> **Dataset items**
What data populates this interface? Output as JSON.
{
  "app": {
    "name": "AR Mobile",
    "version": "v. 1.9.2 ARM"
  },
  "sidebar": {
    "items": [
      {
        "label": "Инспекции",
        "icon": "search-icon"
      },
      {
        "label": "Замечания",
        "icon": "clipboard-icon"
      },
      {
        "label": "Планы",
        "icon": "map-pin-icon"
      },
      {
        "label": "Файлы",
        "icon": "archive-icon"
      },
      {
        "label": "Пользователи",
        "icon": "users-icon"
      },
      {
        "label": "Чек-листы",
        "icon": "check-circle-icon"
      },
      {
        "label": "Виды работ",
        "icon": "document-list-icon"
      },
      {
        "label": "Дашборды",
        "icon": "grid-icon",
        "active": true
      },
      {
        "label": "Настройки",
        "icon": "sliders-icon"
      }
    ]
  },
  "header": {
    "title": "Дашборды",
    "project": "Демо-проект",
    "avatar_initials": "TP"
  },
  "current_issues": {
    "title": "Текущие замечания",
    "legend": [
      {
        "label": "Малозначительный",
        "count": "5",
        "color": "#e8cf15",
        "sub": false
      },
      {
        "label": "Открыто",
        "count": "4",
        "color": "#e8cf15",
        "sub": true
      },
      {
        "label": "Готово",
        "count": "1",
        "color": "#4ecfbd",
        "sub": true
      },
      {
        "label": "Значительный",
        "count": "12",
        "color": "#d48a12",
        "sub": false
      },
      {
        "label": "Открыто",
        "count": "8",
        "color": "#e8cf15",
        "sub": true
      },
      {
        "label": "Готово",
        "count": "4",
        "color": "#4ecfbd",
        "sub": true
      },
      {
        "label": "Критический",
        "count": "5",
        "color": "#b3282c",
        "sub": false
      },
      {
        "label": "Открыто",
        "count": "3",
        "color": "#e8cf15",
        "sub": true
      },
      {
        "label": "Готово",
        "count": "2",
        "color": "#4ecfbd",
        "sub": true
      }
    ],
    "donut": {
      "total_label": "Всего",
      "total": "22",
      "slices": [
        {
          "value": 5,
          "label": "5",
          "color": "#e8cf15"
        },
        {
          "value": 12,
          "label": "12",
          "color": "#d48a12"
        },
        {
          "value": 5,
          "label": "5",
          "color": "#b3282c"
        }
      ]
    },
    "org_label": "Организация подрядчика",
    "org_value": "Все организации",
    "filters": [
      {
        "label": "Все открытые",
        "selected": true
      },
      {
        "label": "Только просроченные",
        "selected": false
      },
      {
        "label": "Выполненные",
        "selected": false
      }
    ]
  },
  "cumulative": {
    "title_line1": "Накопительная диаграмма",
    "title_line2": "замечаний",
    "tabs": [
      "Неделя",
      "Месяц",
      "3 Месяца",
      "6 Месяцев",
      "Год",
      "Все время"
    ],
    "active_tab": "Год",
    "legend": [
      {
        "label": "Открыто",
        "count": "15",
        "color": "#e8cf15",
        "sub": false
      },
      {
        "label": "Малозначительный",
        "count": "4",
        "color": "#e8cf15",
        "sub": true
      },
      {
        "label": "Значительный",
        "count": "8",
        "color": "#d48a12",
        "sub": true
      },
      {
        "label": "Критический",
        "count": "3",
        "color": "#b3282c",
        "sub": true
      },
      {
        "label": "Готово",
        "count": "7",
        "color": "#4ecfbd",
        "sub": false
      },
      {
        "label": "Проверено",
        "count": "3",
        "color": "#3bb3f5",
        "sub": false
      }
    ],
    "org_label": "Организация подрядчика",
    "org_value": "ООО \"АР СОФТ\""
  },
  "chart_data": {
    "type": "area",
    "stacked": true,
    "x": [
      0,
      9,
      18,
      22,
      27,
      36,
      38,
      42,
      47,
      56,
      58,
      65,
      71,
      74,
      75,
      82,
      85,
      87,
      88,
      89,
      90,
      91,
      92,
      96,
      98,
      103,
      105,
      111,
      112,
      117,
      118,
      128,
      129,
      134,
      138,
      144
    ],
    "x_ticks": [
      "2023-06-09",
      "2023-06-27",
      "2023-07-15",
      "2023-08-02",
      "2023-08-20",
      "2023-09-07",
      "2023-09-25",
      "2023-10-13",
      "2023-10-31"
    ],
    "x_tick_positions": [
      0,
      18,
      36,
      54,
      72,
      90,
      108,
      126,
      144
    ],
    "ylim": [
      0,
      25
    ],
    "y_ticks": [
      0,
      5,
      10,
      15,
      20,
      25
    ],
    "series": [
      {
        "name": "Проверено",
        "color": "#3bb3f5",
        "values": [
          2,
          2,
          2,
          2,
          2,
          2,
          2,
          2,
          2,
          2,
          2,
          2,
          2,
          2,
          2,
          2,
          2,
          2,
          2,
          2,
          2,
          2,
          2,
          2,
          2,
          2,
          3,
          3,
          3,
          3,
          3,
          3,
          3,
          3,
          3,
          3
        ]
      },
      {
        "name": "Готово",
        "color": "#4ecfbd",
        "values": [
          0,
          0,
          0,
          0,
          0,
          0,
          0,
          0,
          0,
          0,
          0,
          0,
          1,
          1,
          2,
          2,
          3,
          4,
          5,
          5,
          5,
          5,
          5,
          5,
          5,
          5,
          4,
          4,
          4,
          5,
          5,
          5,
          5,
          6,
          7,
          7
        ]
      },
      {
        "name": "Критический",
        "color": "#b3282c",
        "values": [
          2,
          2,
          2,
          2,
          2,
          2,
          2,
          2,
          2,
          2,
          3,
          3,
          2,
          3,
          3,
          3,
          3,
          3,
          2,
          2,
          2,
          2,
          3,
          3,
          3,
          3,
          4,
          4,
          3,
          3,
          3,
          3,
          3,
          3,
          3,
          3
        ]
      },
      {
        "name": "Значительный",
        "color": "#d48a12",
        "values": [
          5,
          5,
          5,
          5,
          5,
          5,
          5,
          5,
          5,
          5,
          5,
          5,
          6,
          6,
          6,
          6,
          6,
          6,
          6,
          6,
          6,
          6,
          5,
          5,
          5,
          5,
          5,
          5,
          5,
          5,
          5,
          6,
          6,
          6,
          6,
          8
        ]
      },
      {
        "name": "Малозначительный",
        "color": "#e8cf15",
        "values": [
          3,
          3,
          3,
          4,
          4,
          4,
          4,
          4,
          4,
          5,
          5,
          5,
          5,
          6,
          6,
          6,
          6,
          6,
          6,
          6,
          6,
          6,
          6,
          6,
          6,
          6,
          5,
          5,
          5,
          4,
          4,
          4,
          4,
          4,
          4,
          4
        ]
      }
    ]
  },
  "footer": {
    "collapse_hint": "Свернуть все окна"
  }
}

> **Task directions**
All of the material above needs to be retyped word for word.

> **Response**
What data populates this interface? Output as JSON.
{
  "app": {
    "name": "AR Mobile",
    "version": "v. 1.9.2 ARM"
  },
  "sidebar": {
    "items": [
      {
        "label": "Инспекции",
        "icon": "search-icon"
      },
      {
        "label": "Замечания",
        "icon": "clipboard-icon"
      },
      {
        "label": "Планы",
        "icon": "map-pin-icon"
      },
      {
        "label": "Файлы",
        "icon": "archive-icon"
      },
      {
        "label": "Пользователи",
        "icon": "users-icon"
      },
      {
        "label": "Чек-листы",
        "icon": "check-circle-icon"
      },
      {
        "label": "Виды работ",
        "icon": "document-list-icon"
      },
      {
        "label": "Дашборды",
        "icon": "grid-icon",
        "active": true
      },
      {
        "label": "Настройки",
        "icon": "sliders-icon"
      }
    ]
  },
  "header": {
    "title": "Дашборды",
    "project": "Демо-проект",
    "avatar_initials": "TP"
  },
  "current_issues": {
    "title": "Текущие замечания",
    "legend": [
      {
        "label": "Малозначительный",
        "count": "5",
        "color": "#e8cf15",
        "sub": false
      },
      {
        "label": "Открыто",
        "count": "4",
        "color": "#e8cf15",
        "sub": true
      },
      {
        "label": "Готово",
        "count": "1",
        "color": "#4ecfbd",
        "sub": true
      },
      {
        "label": "Значительный",
        "count": "12",
        "color": "#d48a12",
        "sub": false
      },
      {
        "label": "Открыто",
        "count": "8",
        "color": "#e8cf15",
        "sub": true
      },
      {
        "label": "Готово",
        "count": "4",
        "color": "#4ecfbd",
        "sub": true
      },
      {
        "label": "Критический",
        "count": "5",
        "color": "#b3282c",
        "sub": false
      },
      {
        "label": "Открыто",
        "count": "3",
        "color": "#e8cf15",
        "sub": true
      },
      {
        "label": "Готово",
        "count": "2",
        "color": "#4ecfbd",
        "sub": true
      }
    ],
    "donut": {
      "total_label": "Всего",
      "total": "22",
      "slices": [
        {
          "value": 5,
          "label": "5",
          "color": "#e8cf15"
        },
        {
          "value": 12,
          "label": "12",
          "color": "#d48a12"
        },
        {
          "value": 5,
          "label": "5",
          "color": "#b3282c"
        }
      ]
    },
    "org_label": "Организация подрядчика",
    "org_value": "Все организации",
    "filters": [
      {
        "label": "Все открытые",
        "selected": true
      },
      {
        "label": "Только просроченные",
        "selected": false
      },
      {
        "label": "Выполненные",
        "selected": false
      }
    ]
  },
  "cumulative": {
    "title_line1": "Накопительная диаграмма",
    "title_line2": "замечаний",
    "tabs": [
      "Неделя",
      "Месяц",
      "3 Месяца",
      "6 Месяцев",
      "Год",
      "Все время"
    ],
    "active_tab": "Год",
    "legend": [
      {
        "label": "Открыто",
        "count": "15",
        "color": "#e8cf15",
        "sub": false
      },
      {
        "label": "Малозначительный",
        "count": "4",
        "color": "#e8cf15",
        "sub": true
      },
      {
        "label": "Значительный",
        "count": "8",
        "color": "#d48a12",
        "sub": true
      },
      {
        "label": "Критический",
        "count": "3",
        "color": "#b3282c",
        "sub": true
      },
      {
        "label": "Готово",
        "count": "7",
        "color": "#4ecfbd",
        "sub": false
      },
      {
        "label": "Проверено",
        "count": "3",
        "color": "#3bb3f5",
        "sub": false
      }
    ],
    "org_label": "Организация подрядчика",
    "org_value": "ООО \"АР СОФТ\""
  },
  "chart_data": {
    "type": "area",
    "stacked": true,
    "x": [
      0,
      9,
      18,
      22,
      27,
      36,
      38,
      42,
      47,
      56,
      58,
      65,
      71,
      74,
      75,
      82,
      85,
      87,
      88,
      89,
      90,
      91,
      92,
      96,
      98,
      103,
      105,
      111,
      112,
      117,
      118,
      128,
      129,
      134,
      138,
      144
    ],
    "x_ticks": [
      "2023-06-09",
      "2023-06-27",
      "2023-07-15",
      "2023-08-02",
      "2023-08-20",
      "2023-09-07",
      "2023-09-25",
      "2023-10-13",
      "2023-10-31"
    ],
    "x_tick_positions": [
      0,
      18,
      36,
      54,
      72,
      90,
      108,
      126,
      144
    ],
    "ylim": [
      0,
      25
    ],
    "y_ticks": [
      0,
      5,
      10,
      15,
      20,
      25
    ],
    "series": [
      {
        "name": "Проверено",
        "color": "#3bb3f5",
        "values": [
          2,
          2,
          2,
          2,
          2,
          2,
          2,
          2,
          2,
          2,
          2,
          2,
          2,
          2,
          2,
          2,
          2,
          2,
          2,
          2,
          2,
          2,
          2,
          2,
          2,
          2,
          3,
          3,
          3,
          3,
          3,
          3,
          3,
          3,
          3,
          3
        ]
      },
      {
        "name": "Готово",
        "color": "#4ecfbd",
        "values": [
          0,
          0,
          0,
          0,
          0,
          0,
          0,
          0,
          0,
          0,
          0,
          0,
          1,
          1,
          2,
          2,
          3,
          4,
          5,
          5,
          5,
          5,
          5,
          5,
          5,
          5,
          4,
          4,
          4,
          5,
          5,
          5,
          5,
          6,
          7,
          7
        ]
      },
      {
        "name": "Критический",
        "color": "#b3282c",
        "values": [
          2,
          2,
          2,
          2,
          2,
          2,
          2,
          2,
          2,
          2,
          3,
          3,
          2,
          3,
          3,
          3,
          3,
          3,
          2,
          2,
          2,
          2,
          3,
          3,
          3,
          3,
          4,
          4,
          3,
          3,
          3,
          3,
          3,
          3,
          3,
          3
        ]
      },
      {
        "name": "Значительный",
        "color": "#d48a12",
        "values": [
          5,
          5,
          5,
          5,
          5,
          5,
          5,
          5,
          5,
          5,
          5,
          5,
          6,
          6,
          6,
          6,
          6,
          6,
          6,
          6,
          6,
          6,
          5,
          5,
          5,
          5,
          5,
          5,
          5,
          5,
          5,
          6,
          6,
          6,
          6,
          8
        ]
      },
      {
        "name": "Малозначительный",
        "color": "#e8cf15",
        "values": [
          3,
          3,
          3,
          4,
          4,
          4,
          4,
          4,
          4,
          5,
          5,
          5,
          5,
          6,
          6,
          6,
          6,
          6,
          6,
          6,
          6,
          6,
          6,
          6,
          6,
          6,
          5,
          5,
          5,
          4,
          4,
          4,
          4,
          4,
          4,
          4
        ]
      }
    ]
  },
  "footer": {
    "collapse_hint": "Свернуть все окна"
  }
}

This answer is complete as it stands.